Find the lines below that contain the string "四川省川剧院带来的". Copy each one.
───── Data excerpts ─────
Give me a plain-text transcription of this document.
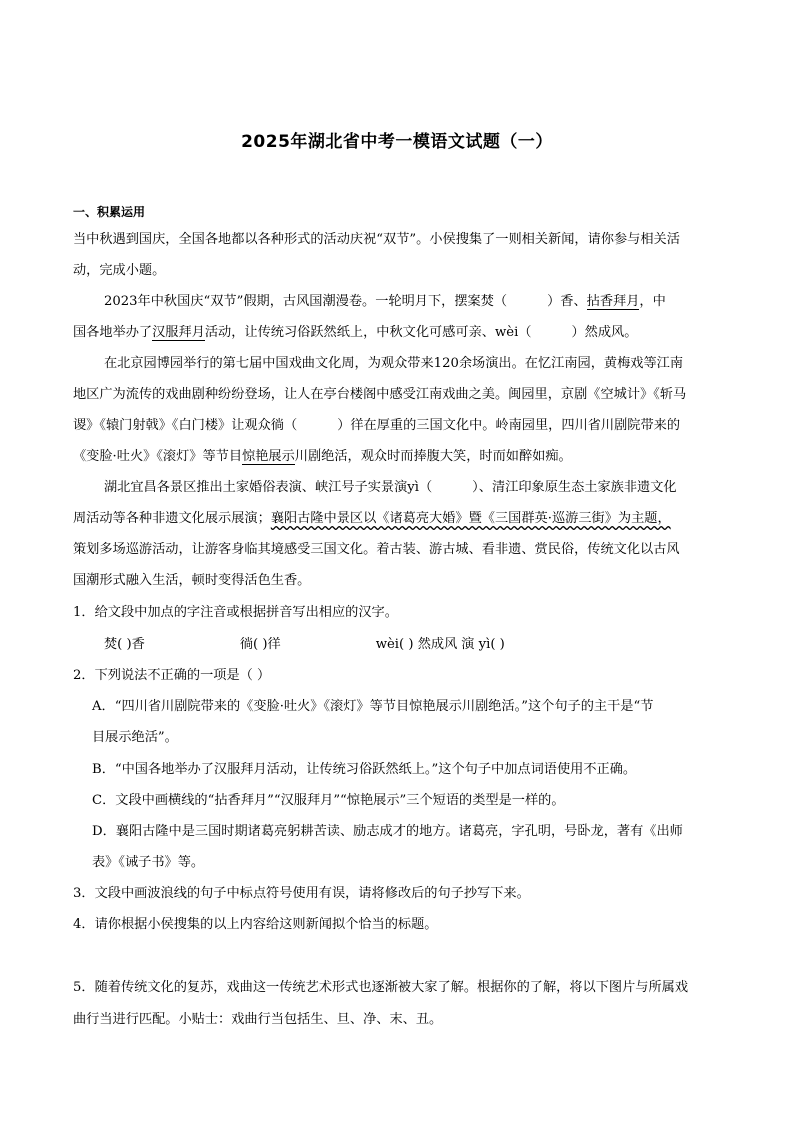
2025年湖北省中考一模语文试题（一）
一、积累运用
当中秋遇到国庆，全国各地都以各种形式的活动庆祝“双节”。小侯搜集了一则相关新闻，请你参与相关活
动，完成小题。
2023年中秋国庆“双节”假期，古风国潮漫卷。一轮明月下，摆案焚（	）香、拈香拜月，中
国各地举办了汉服拜月活动，让传统习俗跃然纸上，中秋文化可感可亲、wèi（	）然成风。
在北京园博园举行的第七届中国戏曲文化周，为观众带来120余场演出。在忆江南园，黄梅戏等江南
地区广为流传的戏曲剧种纷纷登场，让人在亭台楼阁中感受江南戏曲之美。闽园里，京剧《空城计》《斩马
谡》《辕门射戟》《白门楼》让观众徜（	）徉在厚重的三国文化中。岭南园里，四川省川剧院带来的
《变脸·吐火》《滚灯》等节目惊艳展示川剧绝活，观众时而捧腹大笑，时而如醉如痴。
湖北宜昌各景区推出土家婚俗表演、峡江号子实景演yì（	）、清江印象原生态土家族非遗文化
周活动等各种非遗文化展示展演；襄阳古隆中景区以《诸葛亮大婚》暨《三国群英·巡游三街》为主题，
策划多场巡游活动，让游客身临其境感受三国文化。着古装、游古城、看非遗、赏民俗，传统文化以古风
国潮形式融入生活，顿时变得活色生香。
1．给文段中加点的字注音或根据拼音写出相应的汉字。
焚( )香	徜( )徉	wèi( ) 然成风 演 yì( )
2．下列说法不正确的一项是（ ）
A．“四川省川剧院带来的《变脸·吐火》《滚灯》等节目惊艳展示川剧绝活。”这个句子的主干是“节
目展示绝活”。
B．“中国各地举办了汉服拜月活动，让传统习俗跃然纸上。”这个句子中加点词语使用不正确。
C．文段中画横线的“拈香拜月”“汉服拜月”“惊艳展示”三个短语的类型是一样的。
D．襄阳古隆中是三国时期诸葛亮躬耕苦读、励志成才的地方。诸葛亮，字孔明，号卧龙，著有《出师
表》《诫子书》等。
3．文段中画波浪线的句子中标点符号使用有误，请将修改后的句子抄写下来。
4．请你根据小侯搜集的以上内容给这则新闻拟个恰当的标题。
5．随着传统文化的复苏，戏曲这一传统艺术形式也逐渐被大家了解。根据你的了解，将以下图片与所属戏
曲行当进行匹配。小贴士：戏曲行当包括生、旦、净、末、丑。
─────
▶ [Response to this exercise]:
谡》《辕门射戟》《白门楼》让观众徜（	）徉在厚重的三国文化中。岭南园里，四川省川剧院带来的
A．“四川省川剧院带来的《变脸·吐火》《滚灯》等节目惊艳展示川剧绝活。”这个句子的主干是“节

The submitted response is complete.